(Collected data entries)
(begin)

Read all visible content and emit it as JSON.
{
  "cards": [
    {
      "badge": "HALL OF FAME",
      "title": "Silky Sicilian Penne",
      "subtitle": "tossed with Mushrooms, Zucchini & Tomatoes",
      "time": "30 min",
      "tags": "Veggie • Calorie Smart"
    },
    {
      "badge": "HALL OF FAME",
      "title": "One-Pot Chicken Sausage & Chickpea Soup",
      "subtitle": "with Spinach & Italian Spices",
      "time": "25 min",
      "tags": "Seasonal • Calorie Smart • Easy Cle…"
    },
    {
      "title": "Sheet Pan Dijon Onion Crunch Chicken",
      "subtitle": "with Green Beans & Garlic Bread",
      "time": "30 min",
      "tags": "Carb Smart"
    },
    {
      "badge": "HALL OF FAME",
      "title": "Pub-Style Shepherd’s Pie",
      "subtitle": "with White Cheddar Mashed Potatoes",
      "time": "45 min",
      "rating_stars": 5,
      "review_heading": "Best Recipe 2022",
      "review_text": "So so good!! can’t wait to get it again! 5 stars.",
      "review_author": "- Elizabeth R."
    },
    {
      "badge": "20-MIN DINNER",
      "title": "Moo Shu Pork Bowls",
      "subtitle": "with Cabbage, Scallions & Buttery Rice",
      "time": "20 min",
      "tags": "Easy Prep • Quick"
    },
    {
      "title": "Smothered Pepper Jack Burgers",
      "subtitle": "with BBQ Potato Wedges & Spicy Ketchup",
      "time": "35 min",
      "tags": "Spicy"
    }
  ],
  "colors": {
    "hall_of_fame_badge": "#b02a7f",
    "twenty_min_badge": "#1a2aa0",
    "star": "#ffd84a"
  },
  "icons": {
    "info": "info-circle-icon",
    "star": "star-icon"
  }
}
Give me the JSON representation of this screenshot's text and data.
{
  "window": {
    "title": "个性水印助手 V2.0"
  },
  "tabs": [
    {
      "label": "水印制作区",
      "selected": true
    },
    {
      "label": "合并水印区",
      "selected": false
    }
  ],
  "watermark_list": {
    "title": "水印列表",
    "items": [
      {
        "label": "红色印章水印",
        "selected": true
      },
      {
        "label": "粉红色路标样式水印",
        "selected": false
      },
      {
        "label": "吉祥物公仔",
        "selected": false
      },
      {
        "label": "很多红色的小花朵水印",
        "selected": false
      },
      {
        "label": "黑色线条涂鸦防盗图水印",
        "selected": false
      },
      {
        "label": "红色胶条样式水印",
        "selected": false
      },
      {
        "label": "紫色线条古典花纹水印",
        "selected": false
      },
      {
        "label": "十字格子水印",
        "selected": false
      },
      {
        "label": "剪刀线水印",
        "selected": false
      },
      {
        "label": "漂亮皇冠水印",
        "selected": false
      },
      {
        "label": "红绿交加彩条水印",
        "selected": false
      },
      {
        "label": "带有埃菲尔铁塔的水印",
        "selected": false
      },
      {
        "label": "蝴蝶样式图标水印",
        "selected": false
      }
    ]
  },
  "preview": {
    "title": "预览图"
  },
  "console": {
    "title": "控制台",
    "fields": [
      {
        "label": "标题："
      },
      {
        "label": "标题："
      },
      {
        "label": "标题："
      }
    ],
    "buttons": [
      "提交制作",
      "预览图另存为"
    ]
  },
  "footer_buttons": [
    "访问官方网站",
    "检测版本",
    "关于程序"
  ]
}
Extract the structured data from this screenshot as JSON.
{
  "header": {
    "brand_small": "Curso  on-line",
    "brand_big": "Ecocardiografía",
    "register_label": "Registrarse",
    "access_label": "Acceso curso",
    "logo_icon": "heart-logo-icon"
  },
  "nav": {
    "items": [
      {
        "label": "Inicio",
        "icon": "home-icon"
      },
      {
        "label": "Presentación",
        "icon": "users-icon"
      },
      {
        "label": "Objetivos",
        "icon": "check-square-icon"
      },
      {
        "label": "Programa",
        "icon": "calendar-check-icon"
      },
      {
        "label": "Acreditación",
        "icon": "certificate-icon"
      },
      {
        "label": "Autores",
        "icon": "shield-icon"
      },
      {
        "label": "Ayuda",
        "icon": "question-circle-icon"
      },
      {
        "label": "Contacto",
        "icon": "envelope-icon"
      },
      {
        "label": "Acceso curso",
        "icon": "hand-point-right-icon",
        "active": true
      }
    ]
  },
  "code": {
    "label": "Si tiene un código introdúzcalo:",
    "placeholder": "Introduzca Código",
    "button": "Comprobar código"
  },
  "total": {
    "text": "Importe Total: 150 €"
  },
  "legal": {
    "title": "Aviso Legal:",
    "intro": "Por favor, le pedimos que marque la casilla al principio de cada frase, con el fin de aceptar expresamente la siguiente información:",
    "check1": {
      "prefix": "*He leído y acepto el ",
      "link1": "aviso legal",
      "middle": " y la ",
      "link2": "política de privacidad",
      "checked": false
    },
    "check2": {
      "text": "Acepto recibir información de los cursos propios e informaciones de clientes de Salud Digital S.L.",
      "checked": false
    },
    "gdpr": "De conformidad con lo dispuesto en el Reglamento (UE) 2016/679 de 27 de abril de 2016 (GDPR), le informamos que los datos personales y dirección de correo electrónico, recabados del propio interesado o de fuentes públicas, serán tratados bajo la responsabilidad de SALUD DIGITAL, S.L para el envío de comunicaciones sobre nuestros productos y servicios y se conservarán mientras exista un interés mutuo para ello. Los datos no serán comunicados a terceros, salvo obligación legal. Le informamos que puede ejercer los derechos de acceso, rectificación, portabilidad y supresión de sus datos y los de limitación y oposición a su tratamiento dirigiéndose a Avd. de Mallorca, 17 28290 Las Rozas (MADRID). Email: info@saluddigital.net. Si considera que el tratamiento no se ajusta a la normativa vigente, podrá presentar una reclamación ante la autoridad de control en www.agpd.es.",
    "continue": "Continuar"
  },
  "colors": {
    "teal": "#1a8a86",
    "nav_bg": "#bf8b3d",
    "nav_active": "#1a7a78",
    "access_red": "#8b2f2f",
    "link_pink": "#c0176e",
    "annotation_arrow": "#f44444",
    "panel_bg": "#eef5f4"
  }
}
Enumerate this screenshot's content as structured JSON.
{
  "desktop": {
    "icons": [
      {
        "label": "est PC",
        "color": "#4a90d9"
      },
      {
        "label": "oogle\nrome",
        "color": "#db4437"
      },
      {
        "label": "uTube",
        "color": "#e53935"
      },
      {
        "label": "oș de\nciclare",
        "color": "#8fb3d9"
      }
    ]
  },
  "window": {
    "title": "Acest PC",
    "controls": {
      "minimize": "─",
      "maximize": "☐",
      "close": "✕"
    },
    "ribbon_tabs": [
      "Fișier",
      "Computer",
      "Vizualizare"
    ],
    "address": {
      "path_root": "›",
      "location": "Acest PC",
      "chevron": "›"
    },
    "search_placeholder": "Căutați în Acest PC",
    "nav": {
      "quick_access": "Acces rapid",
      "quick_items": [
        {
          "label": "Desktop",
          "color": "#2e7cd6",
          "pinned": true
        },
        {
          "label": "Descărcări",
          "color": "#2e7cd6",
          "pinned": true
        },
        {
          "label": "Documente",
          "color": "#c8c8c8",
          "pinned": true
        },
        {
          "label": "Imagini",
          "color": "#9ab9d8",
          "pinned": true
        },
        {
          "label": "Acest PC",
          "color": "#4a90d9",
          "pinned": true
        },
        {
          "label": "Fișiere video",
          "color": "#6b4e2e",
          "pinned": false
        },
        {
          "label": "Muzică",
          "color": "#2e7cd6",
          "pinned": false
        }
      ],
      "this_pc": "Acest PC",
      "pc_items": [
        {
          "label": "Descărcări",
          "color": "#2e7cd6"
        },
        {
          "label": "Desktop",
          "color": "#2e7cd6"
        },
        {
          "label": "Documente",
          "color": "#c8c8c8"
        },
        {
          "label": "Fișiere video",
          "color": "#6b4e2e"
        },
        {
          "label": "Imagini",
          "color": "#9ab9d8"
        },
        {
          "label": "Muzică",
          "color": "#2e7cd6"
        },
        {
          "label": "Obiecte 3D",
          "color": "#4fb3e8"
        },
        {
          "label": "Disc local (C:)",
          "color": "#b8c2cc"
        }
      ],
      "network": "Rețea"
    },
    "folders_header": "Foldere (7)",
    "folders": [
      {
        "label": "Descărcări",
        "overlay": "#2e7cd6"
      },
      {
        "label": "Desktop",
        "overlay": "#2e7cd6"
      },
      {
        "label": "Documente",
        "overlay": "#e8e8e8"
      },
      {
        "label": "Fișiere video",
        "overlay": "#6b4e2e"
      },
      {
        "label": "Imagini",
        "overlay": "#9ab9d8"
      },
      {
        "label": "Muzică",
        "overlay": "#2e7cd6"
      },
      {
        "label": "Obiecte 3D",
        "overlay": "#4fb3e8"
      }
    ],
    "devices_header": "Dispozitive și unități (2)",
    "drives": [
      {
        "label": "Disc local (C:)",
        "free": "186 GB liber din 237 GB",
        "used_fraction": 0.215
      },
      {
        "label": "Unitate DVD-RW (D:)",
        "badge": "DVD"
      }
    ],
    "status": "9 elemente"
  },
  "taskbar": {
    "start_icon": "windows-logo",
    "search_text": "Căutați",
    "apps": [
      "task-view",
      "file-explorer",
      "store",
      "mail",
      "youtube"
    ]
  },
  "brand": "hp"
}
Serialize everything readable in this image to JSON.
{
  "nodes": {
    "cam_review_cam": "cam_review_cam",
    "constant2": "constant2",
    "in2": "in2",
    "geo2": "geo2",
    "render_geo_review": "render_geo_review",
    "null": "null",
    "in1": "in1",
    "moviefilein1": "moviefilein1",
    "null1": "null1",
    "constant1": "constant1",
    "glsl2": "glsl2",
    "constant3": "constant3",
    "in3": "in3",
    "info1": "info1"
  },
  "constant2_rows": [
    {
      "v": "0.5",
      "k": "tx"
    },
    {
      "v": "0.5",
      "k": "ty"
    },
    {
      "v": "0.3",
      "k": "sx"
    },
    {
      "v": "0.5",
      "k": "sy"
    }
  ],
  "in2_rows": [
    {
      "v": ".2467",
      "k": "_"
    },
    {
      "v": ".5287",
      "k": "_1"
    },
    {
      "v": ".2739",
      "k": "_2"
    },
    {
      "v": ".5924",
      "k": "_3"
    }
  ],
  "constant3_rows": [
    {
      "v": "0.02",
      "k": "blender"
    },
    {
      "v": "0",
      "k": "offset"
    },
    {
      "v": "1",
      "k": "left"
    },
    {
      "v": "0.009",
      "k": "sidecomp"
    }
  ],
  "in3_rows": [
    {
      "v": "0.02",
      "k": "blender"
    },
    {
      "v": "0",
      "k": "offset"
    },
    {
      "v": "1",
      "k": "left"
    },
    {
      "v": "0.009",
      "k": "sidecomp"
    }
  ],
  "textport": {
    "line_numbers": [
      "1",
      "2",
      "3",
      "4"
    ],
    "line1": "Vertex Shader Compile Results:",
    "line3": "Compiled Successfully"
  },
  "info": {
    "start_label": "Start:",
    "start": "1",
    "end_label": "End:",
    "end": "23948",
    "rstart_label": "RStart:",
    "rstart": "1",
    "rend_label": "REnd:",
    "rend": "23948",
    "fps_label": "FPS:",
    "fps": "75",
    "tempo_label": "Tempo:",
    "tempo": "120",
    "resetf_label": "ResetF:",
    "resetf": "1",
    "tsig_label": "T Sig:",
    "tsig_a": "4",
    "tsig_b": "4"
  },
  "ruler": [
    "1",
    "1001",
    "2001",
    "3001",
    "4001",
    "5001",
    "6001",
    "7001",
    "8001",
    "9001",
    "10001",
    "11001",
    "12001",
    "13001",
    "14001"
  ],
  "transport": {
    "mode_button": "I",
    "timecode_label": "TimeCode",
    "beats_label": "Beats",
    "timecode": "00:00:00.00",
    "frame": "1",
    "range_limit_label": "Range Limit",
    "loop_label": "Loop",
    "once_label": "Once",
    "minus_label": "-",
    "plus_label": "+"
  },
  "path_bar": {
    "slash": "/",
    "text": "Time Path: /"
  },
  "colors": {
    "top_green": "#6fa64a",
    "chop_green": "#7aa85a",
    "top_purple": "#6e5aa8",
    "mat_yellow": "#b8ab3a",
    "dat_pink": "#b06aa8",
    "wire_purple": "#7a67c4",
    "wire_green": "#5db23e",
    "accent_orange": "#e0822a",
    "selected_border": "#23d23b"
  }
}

(end)

Only lines with the word "Spicy" are wanted, so copy each one from the records.

      "subtitle": "with BBQ Potato Wedges & Spicy Ketchup",
      "tags": "Spicy"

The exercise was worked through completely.